### WHAT YOU SHOULD DO
From the listing below, pull out the lines that hold "USDT".

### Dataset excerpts
# # # #
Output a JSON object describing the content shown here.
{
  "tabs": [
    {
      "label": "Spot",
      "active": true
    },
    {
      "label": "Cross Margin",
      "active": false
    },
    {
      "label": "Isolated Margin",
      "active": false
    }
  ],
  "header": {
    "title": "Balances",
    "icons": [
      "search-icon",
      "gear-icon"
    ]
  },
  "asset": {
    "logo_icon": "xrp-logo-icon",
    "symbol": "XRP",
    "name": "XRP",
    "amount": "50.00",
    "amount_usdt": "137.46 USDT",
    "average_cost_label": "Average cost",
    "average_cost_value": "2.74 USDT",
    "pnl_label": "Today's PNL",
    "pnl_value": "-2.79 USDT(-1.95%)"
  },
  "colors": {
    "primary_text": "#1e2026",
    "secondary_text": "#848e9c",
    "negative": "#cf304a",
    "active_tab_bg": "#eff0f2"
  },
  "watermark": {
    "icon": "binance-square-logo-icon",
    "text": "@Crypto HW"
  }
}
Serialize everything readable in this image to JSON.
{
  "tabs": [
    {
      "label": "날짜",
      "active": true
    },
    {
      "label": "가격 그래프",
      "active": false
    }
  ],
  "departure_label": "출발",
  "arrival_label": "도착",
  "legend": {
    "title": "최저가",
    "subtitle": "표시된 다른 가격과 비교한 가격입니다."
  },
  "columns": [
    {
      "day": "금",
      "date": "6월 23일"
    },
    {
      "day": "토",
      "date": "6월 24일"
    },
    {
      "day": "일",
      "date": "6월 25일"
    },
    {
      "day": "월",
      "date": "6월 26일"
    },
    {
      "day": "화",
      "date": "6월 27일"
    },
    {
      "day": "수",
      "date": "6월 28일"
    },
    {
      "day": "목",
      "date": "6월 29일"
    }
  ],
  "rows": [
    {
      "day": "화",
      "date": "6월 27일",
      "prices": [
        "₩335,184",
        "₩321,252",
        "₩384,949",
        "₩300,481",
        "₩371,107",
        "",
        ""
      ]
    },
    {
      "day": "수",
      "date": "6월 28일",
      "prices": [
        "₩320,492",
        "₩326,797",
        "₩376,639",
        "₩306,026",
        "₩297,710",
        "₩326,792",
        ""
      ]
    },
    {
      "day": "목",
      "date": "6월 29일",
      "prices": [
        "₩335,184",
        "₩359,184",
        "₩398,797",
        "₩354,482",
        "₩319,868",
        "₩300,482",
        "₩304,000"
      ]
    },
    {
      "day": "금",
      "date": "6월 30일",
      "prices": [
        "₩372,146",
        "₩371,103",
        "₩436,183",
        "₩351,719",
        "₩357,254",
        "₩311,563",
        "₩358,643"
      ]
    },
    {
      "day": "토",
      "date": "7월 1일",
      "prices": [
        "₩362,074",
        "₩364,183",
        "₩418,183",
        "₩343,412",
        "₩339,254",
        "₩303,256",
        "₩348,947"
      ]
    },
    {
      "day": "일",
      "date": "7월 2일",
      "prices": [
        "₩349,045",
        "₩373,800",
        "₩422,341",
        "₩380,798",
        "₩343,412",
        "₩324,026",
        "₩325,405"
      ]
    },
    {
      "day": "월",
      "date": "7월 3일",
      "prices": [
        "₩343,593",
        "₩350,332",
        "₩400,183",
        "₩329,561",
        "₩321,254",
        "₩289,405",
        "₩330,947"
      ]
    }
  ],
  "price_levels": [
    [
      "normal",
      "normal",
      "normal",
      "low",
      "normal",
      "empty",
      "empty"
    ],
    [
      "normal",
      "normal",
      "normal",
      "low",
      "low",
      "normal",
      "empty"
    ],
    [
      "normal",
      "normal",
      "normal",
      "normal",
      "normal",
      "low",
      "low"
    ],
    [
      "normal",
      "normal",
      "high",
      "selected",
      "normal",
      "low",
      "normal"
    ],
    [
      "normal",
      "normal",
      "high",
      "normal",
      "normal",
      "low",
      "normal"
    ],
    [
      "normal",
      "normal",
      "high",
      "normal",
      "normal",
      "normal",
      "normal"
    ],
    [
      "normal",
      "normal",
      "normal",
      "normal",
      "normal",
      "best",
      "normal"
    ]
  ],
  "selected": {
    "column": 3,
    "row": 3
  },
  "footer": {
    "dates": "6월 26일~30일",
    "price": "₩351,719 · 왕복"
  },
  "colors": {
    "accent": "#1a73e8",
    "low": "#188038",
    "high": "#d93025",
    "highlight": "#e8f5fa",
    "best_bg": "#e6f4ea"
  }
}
# # # #
### PROBLEM SOLUTION
    "amount_usdt": "137.46 USDT",
    "average_cost_value": "2.74 USDT",
    "pnl_value": "-2.79 USDT(-1.95%)"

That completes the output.